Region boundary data
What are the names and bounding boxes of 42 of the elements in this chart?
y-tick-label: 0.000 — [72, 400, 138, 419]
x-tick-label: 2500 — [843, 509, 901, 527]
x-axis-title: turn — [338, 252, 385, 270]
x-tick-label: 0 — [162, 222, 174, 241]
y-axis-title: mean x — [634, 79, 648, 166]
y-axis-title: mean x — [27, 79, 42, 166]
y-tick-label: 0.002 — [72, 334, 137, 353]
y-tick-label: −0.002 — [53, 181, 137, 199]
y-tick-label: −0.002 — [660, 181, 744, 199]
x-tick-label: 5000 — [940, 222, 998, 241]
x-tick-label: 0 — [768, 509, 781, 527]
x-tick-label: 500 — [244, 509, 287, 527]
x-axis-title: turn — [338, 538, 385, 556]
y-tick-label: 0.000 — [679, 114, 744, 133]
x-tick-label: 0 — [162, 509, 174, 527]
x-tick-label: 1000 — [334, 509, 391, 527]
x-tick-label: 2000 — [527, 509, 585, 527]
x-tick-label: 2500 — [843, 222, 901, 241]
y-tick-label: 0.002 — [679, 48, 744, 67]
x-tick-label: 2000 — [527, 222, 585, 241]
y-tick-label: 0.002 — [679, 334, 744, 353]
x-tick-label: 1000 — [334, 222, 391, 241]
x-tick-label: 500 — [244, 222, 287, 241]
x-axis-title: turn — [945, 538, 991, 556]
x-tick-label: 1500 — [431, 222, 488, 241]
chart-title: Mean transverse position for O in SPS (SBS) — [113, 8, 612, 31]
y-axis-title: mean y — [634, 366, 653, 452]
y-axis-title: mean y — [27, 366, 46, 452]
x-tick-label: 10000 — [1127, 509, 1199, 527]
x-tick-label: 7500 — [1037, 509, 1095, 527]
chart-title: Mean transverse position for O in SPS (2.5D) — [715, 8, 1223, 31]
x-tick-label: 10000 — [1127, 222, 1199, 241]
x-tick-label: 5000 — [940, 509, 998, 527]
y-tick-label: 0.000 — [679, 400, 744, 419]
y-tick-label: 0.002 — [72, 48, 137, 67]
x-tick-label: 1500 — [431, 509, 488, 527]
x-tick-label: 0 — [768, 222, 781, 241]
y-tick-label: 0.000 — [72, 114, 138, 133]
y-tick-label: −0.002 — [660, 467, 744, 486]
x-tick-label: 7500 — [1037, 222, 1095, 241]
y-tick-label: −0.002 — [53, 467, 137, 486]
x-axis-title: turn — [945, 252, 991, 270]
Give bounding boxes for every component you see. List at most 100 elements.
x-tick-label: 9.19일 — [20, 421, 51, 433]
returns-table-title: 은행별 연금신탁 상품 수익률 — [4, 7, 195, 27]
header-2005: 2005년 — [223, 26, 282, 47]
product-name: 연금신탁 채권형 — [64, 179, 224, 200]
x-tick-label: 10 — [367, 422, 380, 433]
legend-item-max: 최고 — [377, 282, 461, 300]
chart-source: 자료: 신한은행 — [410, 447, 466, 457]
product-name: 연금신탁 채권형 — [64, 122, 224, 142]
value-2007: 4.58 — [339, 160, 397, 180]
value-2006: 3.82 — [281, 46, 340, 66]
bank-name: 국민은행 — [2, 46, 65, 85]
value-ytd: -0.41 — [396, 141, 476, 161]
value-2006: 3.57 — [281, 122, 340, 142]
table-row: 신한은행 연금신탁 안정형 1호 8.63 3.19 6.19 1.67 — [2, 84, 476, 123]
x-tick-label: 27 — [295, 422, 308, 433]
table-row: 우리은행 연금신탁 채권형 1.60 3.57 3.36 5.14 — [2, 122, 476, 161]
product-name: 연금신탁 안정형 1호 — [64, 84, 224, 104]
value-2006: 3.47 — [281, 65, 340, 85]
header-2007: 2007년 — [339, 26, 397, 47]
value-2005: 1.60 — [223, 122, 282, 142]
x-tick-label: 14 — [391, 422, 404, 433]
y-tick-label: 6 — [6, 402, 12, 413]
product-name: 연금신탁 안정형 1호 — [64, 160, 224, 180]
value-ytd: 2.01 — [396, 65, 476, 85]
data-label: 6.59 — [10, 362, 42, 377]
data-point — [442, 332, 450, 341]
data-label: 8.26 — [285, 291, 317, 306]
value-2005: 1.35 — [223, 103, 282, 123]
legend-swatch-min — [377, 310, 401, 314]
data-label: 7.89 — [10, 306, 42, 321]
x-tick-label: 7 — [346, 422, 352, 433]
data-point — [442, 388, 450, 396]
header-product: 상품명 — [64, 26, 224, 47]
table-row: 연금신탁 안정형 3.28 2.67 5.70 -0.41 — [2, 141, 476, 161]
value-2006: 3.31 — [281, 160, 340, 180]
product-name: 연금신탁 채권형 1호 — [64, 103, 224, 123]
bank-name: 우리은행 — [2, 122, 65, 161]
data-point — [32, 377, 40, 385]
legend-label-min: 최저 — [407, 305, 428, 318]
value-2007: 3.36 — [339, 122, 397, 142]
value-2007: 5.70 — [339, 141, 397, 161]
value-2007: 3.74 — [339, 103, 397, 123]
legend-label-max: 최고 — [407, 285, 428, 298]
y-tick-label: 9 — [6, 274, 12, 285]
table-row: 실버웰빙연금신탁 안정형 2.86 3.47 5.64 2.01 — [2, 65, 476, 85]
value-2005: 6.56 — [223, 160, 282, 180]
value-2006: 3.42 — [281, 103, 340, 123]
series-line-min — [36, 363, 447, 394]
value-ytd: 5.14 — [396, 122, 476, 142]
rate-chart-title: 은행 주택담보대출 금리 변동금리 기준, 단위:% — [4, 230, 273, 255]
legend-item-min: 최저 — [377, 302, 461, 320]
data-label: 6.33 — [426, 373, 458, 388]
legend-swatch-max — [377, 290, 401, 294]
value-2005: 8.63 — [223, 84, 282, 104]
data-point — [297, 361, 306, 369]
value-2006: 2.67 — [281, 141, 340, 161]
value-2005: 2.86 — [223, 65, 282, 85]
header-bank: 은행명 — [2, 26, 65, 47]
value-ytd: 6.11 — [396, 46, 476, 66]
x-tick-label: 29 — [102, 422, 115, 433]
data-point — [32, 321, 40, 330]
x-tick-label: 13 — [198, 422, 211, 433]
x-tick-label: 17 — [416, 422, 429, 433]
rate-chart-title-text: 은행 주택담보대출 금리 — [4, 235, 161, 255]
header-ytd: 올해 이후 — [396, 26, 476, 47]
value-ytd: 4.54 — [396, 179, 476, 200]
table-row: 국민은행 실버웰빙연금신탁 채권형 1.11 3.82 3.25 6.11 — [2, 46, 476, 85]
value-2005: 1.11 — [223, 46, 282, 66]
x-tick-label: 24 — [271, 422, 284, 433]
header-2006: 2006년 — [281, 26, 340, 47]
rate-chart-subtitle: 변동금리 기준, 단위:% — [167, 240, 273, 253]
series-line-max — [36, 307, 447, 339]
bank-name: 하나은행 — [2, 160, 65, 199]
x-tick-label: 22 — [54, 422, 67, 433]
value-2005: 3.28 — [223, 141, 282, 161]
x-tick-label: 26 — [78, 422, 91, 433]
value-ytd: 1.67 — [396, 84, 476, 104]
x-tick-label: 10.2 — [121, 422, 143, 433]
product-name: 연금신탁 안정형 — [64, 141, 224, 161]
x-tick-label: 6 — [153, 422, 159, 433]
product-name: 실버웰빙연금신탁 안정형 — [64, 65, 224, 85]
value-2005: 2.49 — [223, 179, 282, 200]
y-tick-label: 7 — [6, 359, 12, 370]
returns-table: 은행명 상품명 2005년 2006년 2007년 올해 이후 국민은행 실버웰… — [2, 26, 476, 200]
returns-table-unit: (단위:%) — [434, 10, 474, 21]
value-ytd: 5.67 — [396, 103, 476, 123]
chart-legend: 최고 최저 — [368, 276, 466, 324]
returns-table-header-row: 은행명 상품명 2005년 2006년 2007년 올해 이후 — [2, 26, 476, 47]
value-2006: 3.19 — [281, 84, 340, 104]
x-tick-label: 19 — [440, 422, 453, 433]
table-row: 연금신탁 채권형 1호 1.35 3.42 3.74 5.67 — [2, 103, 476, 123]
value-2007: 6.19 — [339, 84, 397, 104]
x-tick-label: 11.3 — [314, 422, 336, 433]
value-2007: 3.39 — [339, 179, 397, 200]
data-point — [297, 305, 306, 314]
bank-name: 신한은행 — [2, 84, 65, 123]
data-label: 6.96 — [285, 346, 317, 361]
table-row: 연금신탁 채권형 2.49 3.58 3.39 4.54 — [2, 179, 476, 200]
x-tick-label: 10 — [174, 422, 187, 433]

Exercise details
Copy the region boundary data line for line, beginning with its first line and ending with the line that contains "y-tick-label: 0.002 — [679, 334, 744, 353]", both lines included.

Answer below
What are the names and bounding boxes of 42 of the elements in this chart?
y-tick-label: 0.000 — [72, 400, 138, 419]
x-tick-label: 2500 — [843, 509, 901, 527]
x-axis-title: turn — [338, 252, 385, 270]
x-tick-label: 0 — [162, 222, 174, 241]
y-axis-title: mean x — [634, 79, 648, 166]
y-axis-title: mean x — [27, 79, 42, 166]
y-tick-label: 0.002 — [72, 334, 137, 353]
y-tick-label: −0.002 — [53, 181, 137, 199]
y-tick-label: −0.002 — [660, 181, 744, 199]
x-tick-label: 5000 — [940, 222, 998, 241]
x-tick-label: 0 — [768, 509, 781, 527]
x-tick-label: 500 — [244, 509, 287, 527]
x-axis-title: turn — [338, 538, 385, 556]
y-tick-label: 0.000 — [679, 114, 744, 133]
x-tick-label: 0 — [162, 509, 174, 527]
x-tick-label: 1000 — [334, 509, 391, 527]
x-tick-label: 2000 — [527, 509, 585, 527]
x-tick-label: 2500 — [843, 222, 901, 241]
y-tick-label: 0.002 — [679, 48, 744, 67]
x-tick-label: 2000 — [527, 222, 585, 241]
y-tick-label: 0.002 — [679, 334, 744, 353]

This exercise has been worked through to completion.